▶ _Goal of the exercise_
State the number of lines in these records that include the word "field", and add nothing to it.

▶ _Records shown_
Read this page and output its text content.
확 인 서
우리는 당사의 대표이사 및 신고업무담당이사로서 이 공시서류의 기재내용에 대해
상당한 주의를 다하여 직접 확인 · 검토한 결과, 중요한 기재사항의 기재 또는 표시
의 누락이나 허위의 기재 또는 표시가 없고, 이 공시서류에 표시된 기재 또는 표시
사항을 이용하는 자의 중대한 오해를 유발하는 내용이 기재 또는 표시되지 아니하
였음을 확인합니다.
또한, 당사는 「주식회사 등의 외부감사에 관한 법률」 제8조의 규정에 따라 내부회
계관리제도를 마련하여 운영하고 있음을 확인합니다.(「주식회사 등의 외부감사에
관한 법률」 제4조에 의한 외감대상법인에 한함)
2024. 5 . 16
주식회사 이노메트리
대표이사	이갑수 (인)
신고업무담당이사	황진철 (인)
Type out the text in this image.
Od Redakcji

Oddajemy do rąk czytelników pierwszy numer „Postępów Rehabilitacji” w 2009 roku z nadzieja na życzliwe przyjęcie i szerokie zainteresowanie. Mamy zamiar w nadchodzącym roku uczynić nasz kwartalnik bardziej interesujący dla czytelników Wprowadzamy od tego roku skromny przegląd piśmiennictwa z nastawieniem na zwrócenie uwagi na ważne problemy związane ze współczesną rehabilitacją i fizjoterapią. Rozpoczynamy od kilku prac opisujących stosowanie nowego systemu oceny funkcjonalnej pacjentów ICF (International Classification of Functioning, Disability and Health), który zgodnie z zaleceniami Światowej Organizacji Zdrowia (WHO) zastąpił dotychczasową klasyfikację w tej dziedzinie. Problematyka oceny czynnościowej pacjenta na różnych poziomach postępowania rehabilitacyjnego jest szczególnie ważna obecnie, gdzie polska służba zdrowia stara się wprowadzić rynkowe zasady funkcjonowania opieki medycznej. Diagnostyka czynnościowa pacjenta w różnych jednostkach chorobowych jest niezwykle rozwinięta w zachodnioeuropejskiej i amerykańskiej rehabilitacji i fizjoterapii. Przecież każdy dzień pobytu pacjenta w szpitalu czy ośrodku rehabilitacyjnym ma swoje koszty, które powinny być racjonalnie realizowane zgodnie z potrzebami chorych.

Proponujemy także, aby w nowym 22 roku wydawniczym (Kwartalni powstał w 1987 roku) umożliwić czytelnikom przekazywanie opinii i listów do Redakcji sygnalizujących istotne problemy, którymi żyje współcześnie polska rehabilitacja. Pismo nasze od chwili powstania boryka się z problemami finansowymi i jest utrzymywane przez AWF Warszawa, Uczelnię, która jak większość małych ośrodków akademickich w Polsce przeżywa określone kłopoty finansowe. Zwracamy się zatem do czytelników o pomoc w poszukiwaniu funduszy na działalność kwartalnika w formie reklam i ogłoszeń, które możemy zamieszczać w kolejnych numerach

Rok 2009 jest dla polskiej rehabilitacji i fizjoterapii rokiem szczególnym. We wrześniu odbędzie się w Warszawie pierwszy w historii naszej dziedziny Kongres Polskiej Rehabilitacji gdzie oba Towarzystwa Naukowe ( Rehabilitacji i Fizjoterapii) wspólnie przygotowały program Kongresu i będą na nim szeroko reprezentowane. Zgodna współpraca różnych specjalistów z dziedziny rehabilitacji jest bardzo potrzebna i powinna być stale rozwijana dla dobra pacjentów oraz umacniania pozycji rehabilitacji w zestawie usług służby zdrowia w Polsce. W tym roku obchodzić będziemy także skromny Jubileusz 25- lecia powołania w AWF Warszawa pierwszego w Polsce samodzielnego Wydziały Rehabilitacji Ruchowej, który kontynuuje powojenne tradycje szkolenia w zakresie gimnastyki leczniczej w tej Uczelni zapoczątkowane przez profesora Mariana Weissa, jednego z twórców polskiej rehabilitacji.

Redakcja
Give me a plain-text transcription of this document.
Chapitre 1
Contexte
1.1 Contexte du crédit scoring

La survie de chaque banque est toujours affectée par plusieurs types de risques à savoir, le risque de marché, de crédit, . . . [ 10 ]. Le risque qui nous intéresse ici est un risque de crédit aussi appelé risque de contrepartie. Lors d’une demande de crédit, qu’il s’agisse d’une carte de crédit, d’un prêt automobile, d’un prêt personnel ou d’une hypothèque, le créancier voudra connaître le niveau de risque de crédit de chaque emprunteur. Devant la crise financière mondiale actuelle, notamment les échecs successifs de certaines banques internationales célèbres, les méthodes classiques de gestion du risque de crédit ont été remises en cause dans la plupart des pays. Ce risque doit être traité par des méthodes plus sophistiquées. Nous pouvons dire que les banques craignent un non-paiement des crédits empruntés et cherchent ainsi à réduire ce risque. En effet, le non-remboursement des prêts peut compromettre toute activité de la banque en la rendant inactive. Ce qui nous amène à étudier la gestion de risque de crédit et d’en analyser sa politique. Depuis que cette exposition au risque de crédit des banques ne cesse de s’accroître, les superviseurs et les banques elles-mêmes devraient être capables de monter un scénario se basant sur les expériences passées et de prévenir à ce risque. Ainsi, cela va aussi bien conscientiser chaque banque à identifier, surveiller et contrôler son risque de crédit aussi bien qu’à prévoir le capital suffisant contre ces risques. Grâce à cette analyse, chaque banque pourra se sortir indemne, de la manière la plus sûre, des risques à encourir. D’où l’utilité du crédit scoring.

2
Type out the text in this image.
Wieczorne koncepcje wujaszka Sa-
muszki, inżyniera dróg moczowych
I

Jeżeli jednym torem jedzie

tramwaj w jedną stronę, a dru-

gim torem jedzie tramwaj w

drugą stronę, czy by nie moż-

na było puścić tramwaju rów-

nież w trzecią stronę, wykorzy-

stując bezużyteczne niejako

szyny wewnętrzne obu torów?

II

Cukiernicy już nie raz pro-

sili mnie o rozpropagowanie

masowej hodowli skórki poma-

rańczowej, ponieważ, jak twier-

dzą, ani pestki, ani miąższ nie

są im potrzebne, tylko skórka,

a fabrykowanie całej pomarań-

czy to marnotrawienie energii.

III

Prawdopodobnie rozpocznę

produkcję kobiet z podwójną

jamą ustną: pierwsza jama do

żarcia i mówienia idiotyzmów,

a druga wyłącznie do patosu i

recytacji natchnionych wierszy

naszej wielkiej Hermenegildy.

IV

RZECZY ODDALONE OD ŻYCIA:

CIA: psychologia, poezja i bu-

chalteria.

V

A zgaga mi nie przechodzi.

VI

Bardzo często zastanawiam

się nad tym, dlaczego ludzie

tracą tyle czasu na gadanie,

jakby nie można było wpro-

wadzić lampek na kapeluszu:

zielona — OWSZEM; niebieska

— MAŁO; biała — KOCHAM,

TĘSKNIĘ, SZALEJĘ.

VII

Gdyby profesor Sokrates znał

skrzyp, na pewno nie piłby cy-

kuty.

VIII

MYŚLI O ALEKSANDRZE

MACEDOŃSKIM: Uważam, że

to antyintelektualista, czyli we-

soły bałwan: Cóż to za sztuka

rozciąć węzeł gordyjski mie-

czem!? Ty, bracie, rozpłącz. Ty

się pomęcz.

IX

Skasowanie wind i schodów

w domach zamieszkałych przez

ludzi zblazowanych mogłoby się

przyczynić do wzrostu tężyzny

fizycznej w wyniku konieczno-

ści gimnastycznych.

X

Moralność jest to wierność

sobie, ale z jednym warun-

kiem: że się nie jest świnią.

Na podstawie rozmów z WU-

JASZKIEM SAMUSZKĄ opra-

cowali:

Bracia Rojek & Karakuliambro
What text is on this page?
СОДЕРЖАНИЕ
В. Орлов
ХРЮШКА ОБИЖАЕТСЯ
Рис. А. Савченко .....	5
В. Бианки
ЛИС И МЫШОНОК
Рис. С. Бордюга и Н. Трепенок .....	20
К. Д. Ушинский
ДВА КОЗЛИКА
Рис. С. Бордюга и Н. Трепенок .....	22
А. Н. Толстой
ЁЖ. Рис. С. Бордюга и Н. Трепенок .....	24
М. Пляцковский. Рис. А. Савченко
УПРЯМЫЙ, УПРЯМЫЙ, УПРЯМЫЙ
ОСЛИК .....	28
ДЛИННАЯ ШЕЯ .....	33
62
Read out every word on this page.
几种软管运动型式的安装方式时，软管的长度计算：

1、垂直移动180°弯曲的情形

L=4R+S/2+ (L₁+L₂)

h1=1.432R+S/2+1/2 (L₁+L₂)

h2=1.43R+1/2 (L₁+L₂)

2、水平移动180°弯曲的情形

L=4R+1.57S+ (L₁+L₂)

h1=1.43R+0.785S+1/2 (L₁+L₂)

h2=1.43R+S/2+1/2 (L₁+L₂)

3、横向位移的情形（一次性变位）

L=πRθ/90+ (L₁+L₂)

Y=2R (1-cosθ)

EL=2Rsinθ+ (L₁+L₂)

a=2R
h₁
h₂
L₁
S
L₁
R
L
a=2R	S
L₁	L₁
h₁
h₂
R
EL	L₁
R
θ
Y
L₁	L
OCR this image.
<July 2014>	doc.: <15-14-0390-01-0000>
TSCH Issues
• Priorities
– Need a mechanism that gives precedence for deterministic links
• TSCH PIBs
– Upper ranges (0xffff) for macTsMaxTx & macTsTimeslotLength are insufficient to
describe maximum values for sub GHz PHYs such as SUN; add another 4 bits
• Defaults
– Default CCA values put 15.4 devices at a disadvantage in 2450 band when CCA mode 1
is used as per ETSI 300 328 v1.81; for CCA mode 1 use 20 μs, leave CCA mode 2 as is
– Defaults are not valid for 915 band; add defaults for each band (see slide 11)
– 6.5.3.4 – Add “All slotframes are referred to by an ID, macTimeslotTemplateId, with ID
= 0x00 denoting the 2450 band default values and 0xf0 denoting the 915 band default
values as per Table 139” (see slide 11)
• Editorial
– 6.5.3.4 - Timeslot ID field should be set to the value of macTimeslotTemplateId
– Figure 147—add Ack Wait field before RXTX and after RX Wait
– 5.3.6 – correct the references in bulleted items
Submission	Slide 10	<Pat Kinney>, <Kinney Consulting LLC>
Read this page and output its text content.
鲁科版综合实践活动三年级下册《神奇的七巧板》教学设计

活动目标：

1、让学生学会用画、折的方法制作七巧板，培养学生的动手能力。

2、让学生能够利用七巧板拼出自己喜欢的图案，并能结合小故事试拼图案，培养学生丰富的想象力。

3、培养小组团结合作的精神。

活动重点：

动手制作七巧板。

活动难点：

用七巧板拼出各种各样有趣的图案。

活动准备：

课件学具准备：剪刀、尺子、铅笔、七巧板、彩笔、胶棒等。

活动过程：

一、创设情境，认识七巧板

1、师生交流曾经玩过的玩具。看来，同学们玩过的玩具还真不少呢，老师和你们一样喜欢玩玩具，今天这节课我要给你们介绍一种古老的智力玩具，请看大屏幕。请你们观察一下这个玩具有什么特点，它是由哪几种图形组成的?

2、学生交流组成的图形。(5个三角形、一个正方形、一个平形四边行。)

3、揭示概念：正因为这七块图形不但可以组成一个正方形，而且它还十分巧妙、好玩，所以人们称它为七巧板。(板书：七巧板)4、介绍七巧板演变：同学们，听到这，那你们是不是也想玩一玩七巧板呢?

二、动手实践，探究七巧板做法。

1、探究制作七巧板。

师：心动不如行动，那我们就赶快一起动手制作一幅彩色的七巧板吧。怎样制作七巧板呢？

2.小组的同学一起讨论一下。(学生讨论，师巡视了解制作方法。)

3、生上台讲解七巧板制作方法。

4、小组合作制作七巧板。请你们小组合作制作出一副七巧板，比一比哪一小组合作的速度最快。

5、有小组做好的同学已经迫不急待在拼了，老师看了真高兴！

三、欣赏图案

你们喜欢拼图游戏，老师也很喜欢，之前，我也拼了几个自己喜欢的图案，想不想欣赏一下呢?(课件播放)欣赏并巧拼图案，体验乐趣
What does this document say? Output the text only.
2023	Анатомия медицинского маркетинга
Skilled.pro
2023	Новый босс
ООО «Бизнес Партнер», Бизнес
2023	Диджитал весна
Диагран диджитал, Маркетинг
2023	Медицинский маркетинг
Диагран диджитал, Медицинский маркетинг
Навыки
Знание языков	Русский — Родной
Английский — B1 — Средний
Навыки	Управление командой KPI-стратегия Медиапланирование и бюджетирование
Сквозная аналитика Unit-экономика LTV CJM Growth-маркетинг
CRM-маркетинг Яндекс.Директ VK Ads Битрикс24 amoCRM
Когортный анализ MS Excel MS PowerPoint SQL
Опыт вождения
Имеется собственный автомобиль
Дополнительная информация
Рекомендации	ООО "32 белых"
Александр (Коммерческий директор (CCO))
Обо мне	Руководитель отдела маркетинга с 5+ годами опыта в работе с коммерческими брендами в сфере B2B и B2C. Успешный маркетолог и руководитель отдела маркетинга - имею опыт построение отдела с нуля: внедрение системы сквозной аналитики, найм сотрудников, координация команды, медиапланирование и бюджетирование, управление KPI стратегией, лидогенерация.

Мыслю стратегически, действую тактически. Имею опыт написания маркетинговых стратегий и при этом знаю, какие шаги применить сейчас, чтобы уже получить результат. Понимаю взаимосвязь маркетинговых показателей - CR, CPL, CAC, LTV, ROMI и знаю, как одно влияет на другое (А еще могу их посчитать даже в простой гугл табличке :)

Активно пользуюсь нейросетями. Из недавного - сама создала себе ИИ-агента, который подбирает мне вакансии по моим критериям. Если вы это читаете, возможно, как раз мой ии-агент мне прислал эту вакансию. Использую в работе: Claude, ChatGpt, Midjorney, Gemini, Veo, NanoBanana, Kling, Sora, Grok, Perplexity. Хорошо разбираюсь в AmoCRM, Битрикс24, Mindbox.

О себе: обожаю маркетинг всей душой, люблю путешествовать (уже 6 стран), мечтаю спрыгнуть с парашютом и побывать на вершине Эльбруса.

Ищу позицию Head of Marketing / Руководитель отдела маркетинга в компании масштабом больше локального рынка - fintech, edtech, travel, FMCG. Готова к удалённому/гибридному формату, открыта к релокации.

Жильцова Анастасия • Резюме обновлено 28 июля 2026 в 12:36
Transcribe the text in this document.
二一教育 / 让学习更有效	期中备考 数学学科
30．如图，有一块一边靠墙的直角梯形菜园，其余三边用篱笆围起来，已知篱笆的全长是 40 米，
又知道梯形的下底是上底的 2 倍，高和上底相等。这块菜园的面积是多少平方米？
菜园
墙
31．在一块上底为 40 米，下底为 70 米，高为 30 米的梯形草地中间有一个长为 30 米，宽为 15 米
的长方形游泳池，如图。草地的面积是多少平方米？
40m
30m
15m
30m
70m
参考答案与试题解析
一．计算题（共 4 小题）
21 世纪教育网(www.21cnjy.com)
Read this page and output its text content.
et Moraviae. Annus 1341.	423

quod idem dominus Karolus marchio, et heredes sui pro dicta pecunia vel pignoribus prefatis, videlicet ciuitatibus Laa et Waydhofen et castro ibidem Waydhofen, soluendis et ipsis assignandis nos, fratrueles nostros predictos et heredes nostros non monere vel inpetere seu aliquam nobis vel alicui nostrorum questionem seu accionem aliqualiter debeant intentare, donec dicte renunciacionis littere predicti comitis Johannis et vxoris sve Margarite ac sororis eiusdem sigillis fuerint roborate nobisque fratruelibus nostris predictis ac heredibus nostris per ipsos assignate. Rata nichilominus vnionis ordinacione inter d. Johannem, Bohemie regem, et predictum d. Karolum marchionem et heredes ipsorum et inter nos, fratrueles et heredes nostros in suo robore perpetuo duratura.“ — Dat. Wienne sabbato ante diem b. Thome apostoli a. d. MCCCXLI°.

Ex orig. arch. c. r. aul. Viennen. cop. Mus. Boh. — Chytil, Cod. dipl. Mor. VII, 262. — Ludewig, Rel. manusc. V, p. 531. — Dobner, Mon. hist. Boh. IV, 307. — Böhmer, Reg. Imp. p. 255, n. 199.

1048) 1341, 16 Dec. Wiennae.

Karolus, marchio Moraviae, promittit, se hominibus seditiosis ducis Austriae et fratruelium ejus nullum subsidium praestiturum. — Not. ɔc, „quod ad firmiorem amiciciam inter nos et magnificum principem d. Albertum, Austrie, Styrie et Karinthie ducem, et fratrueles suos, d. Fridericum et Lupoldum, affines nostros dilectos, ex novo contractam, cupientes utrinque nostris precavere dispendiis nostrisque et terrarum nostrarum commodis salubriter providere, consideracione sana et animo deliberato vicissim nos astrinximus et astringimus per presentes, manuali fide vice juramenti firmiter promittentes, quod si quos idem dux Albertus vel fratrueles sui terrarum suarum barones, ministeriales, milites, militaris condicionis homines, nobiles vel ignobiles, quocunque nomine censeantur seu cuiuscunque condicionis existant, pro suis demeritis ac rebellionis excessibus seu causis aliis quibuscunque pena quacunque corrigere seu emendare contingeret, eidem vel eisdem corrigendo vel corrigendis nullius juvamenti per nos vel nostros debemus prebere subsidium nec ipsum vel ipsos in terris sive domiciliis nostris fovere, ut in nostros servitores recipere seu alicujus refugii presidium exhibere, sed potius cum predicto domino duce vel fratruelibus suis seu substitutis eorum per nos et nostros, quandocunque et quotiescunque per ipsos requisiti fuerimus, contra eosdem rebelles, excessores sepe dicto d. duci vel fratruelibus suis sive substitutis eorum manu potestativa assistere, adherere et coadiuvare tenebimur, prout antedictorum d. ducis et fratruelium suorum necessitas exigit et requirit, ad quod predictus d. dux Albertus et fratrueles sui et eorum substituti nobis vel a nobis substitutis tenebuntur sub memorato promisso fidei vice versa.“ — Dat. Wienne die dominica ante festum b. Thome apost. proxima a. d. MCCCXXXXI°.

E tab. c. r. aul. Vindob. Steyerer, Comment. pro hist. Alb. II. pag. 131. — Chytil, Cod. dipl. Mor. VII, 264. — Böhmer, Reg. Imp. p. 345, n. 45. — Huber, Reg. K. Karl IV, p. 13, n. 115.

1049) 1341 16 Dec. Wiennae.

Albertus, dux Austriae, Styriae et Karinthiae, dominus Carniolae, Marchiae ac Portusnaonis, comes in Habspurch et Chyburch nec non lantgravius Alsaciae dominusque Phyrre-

▶ _Complete output_
2